Stored data
>> BEGIN

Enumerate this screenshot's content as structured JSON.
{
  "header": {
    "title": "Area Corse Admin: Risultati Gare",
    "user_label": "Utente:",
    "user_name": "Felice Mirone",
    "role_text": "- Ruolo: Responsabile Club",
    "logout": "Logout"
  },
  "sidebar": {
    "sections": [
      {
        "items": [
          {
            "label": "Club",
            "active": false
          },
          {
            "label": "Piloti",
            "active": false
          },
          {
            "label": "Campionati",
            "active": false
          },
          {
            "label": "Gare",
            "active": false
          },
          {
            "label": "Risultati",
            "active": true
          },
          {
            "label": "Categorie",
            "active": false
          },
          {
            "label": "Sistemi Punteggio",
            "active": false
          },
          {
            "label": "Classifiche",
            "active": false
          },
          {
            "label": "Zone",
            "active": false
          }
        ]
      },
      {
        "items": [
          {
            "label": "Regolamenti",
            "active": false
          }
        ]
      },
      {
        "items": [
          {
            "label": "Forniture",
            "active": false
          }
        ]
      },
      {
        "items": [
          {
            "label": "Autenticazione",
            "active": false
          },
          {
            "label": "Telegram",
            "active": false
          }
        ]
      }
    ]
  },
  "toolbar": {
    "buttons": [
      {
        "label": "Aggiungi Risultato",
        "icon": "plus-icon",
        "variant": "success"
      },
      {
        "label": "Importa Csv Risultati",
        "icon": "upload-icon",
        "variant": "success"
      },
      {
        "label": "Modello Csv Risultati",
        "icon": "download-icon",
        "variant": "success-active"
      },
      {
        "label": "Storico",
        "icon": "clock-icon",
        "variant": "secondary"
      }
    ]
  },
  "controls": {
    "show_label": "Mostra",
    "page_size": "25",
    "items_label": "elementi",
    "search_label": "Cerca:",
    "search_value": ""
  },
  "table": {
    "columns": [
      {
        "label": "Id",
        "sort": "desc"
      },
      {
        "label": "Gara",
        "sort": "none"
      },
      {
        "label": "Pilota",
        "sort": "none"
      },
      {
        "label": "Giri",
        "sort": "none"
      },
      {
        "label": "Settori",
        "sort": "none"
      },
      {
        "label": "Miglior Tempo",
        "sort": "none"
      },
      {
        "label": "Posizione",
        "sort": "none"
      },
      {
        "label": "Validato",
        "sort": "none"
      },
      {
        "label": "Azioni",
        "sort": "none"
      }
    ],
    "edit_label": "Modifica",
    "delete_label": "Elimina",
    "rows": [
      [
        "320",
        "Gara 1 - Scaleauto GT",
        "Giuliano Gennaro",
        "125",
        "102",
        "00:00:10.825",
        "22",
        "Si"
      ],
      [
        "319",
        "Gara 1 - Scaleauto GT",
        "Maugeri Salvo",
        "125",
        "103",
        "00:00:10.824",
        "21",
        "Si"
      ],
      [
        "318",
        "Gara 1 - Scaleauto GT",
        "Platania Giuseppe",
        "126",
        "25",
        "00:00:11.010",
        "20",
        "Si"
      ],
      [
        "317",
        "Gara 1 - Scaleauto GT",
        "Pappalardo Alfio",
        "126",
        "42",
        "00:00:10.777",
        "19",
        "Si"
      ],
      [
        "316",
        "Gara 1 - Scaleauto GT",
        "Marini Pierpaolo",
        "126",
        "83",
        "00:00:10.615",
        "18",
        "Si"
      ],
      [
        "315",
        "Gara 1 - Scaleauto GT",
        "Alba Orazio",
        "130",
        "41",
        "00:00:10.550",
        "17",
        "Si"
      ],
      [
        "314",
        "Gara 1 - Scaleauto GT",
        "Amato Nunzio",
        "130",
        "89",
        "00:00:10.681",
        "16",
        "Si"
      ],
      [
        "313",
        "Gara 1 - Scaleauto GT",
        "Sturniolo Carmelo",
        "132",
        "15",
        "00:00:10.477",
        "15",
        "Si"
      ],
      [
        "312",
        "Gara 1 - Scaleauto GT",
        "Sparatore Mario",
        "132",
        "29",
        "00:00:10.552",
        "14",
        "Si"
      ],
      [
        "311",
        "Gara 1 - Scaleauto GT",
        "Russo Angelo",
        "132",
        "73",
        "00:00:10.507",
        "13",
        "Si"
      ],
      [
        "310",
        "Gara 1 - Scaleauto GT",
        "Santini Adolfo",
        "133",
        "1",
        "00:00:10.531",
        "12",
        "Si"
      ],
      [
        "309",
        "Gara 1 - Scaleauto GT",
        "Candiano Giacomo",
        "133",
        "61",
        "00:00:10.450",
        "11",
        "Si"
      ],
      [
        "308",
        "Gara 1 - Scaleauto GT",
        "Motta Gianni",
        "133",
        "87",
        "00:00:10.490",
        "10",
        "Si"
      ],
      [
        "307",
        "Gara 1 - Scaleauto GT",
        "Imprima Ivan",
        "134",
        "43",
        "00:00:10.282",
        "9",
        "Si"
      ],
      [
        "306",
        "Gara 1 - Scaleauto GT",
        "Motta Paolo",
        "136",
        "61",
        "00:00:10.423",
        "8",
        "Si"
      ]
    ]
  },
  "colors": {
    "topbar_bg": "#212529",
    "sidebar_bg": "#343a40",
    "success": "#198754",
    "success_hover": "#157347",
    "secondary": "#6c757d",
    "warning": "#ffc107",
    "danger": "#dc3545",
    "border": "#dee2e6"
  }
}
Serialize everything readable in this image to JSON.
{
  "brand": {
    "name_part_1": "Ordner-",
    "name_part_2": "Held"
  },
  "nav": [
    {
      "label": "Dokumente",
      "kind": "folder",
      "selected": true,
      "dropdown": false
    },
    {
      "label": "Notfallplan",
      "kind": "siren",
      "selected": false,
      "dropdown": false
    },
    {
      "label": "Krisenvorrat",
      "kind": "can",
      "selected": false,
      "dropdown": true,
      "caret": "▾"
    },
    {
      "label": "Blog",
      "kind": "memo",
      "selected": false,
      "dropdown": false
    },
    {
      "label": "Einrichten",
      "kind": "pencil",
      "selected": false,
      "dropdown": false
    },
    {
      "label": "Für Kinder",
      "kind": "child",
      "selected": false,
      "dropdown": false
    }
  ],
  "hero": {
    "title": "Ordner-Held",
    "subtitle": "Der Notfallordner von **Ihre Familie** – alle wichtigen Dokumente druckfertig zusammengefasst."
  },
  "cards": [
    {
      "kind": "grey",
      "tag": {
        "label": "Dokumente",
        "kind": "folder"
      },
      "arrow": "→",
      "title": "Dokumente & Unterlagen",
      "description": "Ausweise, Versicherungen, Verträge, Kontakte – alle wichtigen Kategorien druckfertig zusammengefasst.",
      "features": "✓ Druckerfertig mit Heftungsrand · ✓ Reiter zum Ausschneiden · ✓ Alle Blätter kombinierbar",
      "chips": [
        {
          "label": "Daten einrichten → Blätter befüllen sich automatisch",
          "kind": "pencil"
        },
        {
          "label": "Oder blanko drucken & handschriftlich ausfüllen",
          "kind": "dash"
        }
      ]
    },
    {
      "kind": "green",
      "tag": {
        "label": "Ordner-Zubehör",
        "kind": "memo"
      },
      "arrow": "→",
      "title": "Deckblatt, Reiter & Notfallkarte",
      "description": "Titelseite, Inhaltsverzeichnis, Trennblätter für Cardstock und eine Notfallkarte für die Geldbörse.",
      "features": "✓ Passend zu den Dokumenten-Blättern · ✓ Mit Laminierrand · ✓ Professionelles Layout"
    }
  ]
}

>> END

**Your goal:** List every line from the entries above in which "Risultati" appears.

**Complete output:**
    "title": "Area Corse Admin: Risultati Gare",
            "label": "Risultati",
        "label": "Importa Csv Risultati",
        "label": "Modello Csv Risultati",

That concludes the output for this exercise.